(Problem details) Change every "ligand-end-group" in the records below to "ligand-terminal-group", and keep everything else the same.

(Task input)
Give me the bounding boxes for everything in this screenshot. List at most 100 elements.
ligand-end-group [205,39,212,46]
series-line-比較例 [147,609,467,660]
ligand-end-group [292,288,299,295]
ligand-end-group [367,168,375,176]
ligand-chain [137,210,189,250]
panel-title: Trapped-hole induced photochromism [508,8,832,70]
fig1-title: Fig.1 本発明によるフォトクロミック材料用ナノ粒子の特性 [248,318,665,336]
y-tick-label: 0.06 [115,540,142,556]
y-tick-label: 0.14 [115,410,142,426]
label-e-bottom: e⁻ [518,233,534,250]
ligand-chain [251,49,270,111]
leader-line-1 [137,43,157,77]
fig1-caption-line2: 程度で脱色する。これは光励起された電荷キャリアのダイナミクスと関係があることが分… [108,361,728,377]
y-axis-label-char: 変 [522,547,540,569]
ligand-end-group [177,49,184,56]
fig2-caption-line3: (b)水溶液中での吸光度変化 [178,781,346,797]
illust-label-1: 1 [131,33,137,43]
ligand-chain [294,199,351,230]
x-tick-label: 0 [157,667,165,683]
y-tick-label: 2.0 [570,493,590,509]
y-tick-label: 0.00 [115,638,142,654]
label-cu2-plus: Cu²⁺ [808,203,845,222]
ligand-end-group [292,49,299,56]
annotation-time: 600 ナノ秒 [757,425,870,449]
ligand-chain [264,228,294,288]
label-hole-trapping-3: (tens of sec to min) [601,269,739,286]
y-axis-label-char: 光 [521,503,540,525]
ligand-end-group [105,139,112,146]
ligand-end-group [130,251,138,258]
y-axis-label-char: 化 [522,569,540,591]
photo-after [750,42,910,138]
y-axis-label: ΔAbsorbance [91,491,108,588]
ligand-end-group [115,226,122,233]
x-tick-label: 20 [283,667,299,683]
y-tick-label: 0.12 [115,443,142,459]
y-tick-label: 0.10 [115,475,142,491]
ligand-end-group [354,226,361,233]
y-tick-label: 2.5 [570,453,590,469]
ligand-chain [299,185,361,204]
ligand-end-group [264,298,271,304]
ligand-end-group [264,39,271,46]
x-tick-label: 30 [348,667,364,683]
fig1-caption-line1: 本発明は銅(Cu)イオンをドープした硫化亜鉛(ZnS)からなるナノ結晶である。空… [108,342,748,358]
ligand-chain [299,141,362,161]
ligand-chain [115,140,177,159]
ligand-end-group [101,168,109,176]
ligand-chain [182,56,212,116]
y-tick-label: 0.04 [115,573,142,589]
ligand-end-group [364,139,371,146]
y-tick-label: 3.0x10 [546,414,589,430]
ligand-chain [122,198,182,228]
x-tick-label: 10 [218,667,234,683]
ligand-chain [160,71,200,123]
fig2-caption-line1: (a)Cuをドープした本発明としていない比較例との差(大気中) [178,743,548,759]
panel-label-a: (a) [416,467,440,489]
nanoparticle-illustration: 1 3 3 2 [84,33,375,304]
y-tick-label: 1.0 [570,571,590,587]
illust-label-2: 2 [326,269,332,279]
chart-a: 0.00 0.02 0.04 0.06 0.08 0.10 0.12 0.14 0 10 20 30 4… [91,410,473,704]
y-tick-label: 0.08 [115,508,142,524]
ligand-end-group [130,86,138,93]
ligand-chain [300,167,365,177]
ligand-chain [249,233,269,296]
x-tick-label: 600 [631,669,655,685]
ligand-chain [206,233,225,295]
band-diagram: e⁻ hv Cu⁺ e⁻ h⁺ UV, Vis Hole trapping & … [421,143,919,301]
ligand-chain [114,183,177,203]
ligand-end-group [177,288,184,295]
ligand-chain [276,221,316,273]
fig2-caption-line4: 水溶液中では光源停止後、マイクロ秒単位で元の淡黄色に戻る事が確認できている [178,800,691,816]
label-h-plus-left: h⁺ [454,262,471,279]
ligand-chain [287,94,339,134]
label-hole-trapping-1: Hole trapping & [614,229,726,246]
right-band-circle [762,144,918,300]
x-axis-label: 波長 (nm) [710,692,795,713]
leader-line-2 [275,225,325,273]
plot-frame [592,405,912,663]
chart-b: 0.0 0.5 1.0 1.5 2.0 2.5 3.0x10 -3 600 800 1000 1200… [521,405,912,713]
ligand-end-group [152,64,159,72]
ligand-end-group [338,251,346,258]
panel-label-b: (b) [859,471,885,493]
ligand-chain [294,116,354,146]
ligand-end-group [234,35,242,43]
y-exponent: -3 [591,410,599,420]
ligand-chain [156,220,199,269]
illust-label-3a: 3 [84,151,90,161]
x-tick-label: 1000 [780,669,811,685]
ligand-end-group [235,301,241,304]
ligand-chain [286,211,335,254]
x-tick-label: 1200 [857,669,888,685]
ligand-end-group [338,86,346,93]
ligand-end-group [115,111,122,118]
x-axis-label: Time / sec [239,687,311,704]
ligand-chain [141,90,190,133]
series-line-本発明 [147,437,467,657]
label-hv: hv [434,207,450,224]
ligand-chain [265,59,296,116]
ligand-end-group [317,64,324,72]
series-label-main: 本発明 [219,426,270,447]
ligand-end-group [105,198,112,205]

(Completed task)
Give me the bounding boxes for everything in this screenshot. List at most 100 elements.
ligand-terminal-group [205,39,212,46]
series-line-比較例 [147,609,467,660]
ligand-terminal-group [292,288,299,295]
ligand-terminal-group [367,168,375,176]
ligand-chain [137,210,189,250]
panel-title: Trapped-hole induced photochromism [508,8,832,70]
fig1-title: Fig.1 本発明によるフォトクロミック材料用ナノ粒子の特性 [248,318,665,336]
y-tick-label: 0.06 [115,540,142,556]
y-tick-label: 0.14 [115,410,142,426]
label-e-bottom: e⁻ [518,233,534,250]
ligand-chain [251,49,270,111]
leader-line-1 [137,43,157,77]
fig1-caption-line2: 程度で脱色する。これは光励起された電荷キャリアのダイナミクスと関係があることが分… [108,361,728,377]
y-axis-label-char: 変 [522,547,540,569]
ligand-terminal-group [177,49,184,56]
fig2-caption-line3: (b)水溶液中での吸光度変化 [178,781,346,797]
illust-label-1: 1 [131,33,137,43]
ligand-chain [294,199,351,230]
x-tick-label: 0 [157,667,165,683]
y-tick-label: 2.0 [570,493,590,509]
y-tick-label: 0.00 [115,638,142,654]
label-cu2-plus: Cu²⁺ [808,203,845,222]
ligand-terminal-group [292,49,299,56]
annotation-time: 600 ナノ秒 [757,425,870,449]
ligand-chain [264,228,294,288]
label-hole-trapping-3: (tens of sec to min) [601,269,739,286]
y-axis-label-char: 光 [521,503,540,525]
ligand-terminal-group [105,139,112,146]
ligand-terminal-group [130,251,138,258]
y-axis-label-char: 化 [522,569,540,591]
photo-after [750,42,910,138]
y-axis-label: ΔAbsorbance [91,491,108,588]
ligand-terminal-group [115,226,122,233]
x-tick-label: 20 [283,667,299,683]
y-tick-label: 0.12 [115,443,142,459]
y-tick-label: 0.10 [115,475,142,491]
ligand-terminal-group [354,226,361,233]
y-tick-label: 2.5 [570,453,590,469]
ligand-chain [299,185,361,204]
ligand-terminal-group [264,298,271,304]
ligand-terminal-group [264,39,271,46]
x-tick-label: 30 [348,667,364,683]
fig1-caption-line1: 本発明は銅(Cu)イオンをドープした硫化亜鉛(ZnS)からなるナノ結晶である。空… [108,342,748,358]
ligand-chain [299,141,362,161]
ligand-chain [115,140,177,159]
ligand-terminal-group [101,168,109,176]
ligand-chain [182,56,212,116]
y-tick-label: 0.04 [115,573,142,589]
ligand-terminal-group [364,139,371,146]
y-tick-label: 3.0x10 [546,414,589,430]
ligand-chain [122,198,182,228]
x-tick-label: 10 [218,667,234,683]
ligand-chain [160,71,200,123]
fig2-caption-line1: (a)Cuをドープした本発明としていない比較例との差(大気中) [178,743,548,759]
panel-label-a: (a) [416,467,440,489]
nanoparticle-illustration: 1 3 3 2 [84,33,375,304]
y-tick-label: 1.0 [570,571,590,587]
illust-label-2: 2 [326,269,332,279]
chart-a: 0.00 0.02 0.04 0.06 0.08 0.10 0.12 0.14 0 10 20 30 4… [91,410,473,704]
y-tick-label: 0.08 [115,508,142,524]
ligand-terminal-group [130,86,138,93]
ligand-chain [300,167,365,177]
ligand-chain [249,233,269,296]
x-tick-label: 600 [631,669,655,685]
ligand-chain [206,233,225,295]
band-diagram: e⁻ hv Cu⁺ e⁻ h⁺ UV, Vis Hole trapping & … [421,143,919,301]
ligand-chain [114,183,177,203]
ligand-terminal-group [177,288,184,295]
ligand-chain [276,221,316,273]
fig2-caption-line4: 水溶液中では光源停止後、マイクロ秒単位で元の淡黄色に戻る事が確認できている [178,800,691,816]
label-h-plus-left: h⁺ [454,262,471,279]
ligand-chain [287,94,339,134]
label-hole-trapping-1: Hole trapping & [614,229,726,246]
right-band-circle [762,144,918,300]
x-axis-label: 波長 (nm) [710,692,795,713]
leader-line-2 [275,225,325,273]
plot-frame [592,405,912,663]
chart-b: 0.0 0.5 1.0 1.5 2.0 2.5 3.0x10 -3 600 800 1000 1200… [521,405,912,713]
ligand-terminal-group [152,64,159,72]
ligand-terminal-group [338,251,346,258]
panel-label-b: (b) [859,471,885,493]
ligand-chain [294,116,354,146]
ligand-terminal-group [234,35,242,43]
y-exponent: -3 [591,410,599,420]
ligand-chain [156,220,199,269]
illust-label-3a: 3 [84,151,90,161]
x-tick-label: 1000 [780,669,811,685]
ligand-terminal-group [235,301,241,304]
ligand-chain [286,211,335,254]
x-tick-label: 1200 [857,669,888,685]
ligand-terminal-group [338,86,346,93]
ligand-terminal-group [115,111,122,118]
x-axis-label: Time / sec [239,687,311,704]
ligand-chain [141,90,190,133]
series-line-本発明 [147,437,467,657]
label-hv: hv [434,207,450,224]
ligand-chain [265,59,296,116]
ligand-terminal-group [317,64,324,72]
series-label-main: 本発明 [219,426,270,447]
ligand-terminal-group [105,198,112,205]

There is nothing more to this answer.